### EXERCISE DIRECTIONS
Working from the line that contains "Serialize everything readable" down to the last line below, repeat each line exactly.

Stored entries
☆ ☆ ☆ ☆ ☆ ☆ ☆
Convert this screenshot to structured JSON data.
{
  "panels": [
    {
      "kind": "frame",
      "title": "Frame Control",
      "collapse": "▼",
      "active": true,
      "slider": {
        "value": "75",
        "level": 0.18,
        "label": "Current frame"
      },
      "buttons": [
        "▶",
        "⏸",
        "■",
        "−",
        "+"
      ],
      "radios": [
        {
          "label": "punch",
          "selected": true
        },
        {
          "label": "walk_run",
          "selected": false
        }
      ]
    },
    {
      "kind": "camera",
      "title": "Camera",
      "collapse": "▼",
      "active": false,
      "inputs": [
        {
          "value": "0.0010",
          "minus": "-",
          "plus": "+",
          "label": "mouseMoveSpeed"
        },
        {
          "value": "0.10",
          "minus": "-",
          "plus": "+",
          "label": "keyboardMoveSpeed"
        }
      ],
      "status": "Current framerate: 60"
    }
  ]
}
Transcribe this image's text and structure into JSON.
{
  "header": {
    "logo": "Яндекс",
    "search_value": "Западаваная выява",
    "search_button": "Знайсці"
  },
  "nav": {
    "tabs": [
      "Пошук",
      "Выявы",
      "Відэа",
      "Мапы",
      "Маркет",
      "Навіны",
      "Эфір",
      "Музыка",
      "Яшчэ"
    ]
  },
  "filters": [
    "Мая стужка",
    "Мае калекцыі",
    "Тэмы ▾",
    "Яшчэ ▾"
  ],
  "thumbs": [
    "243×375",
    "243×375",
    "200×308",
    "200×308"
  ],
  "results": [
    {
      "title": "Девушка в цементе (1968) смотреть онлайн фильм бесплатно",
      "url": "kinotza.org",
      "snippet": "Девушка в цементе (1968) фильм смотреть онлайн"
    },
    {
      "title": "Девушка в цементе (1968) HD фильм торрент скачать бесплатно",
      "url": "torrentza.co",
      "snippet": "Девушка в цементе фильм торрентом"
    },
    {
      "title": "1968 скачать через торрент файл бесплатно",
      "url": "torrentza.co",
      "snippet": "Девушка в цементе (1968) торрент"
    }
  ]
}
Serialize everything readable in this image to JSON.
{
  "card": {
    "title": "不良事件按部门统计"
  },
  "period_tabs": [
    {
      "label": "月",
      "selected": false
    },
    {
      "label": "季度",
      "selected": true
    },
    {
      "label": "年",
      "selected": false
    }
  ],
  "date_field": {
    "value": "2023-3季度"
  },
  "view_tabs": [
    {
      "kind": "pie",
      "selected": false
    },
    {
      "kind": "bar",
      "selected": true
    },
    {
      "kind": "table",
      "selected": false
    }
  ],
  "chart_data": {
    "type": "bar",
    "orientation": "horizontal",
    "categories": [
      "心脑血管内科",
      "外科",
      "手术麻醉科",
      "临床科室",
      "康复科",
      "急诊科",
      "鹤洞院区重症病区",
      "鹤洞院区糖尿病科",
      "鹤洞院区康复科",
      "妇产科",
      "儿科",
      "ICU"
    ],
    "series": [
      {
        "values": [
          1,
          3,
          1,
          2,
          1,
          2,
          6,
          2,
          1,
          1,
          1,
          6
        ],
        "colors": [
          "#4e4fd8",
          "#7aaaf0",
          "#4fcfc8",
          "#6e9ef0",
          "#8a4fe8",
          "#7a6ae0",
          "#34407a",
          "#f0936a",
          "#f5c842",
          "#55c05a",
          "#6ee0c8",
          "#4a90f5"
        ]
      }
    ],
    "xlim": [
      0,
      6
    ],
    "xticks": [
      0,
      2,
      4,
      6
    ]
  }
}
☆ ☆ ☆ ☆ ☆ ☆ ☆
### RESULT OF THE EXERCISE
Serialize everything readable in this image to JSON.
{
  "card": {
    "title": "不良事件按部门统计"
  },
  "period_tabs": [
    {
      "label": "月",
      "selected": false
    },
    {
      "label": "季度",
      "selected": true
    },
    {
      "label": "年",
      "selected": false
    }
  ],
  "date_field": {
    "value": "2023-3季度"
  },
  "view_tabs": [
    {
      "kind": "pie",
      "selected": false
    },
    {
      "kind": "bar",
      "selected": true
    },
    {
      "kind": "table",
      "selected": false
    }
  ],
  "chart_data": {
    "type": "bar",
    "orientation": "horizontal",
    "categories": [
      "心脑血管内科",
      "外科",
      "手术麻醉科",
      "临床科室",
      "康复科",
      "急诊科",
      "鹤洞院区重症病区",
      "鹤洞院区糖尿病科",
      "鹤洞院区康复科",
      "妇产科",
      "儿科",
      "ICU"
    ],
    "series": [
      {
        "values": [
          1,
          3,
          1,
          2,
          1,
          2,
          6,
          2,
          1,
          1,
          1,
          6
        ],
        "colors": [
          "#4e4fd8",
          "#7aaaf0",
          "#4fcfc8",
          "#6e9ef0",
          "#8a4fe8",
          "#7a6ae0",
          "#34407a",
          "#f0936a",
          "#f5c842",
          "#55c05a",
          "#6ee0c8",
          "#4a90f5"
        ]
      }
    ],
    "xlim": [
      0,
      6
    ],
    "xticks": [
      0,
      2,
      4,
      6
    ]
  }
}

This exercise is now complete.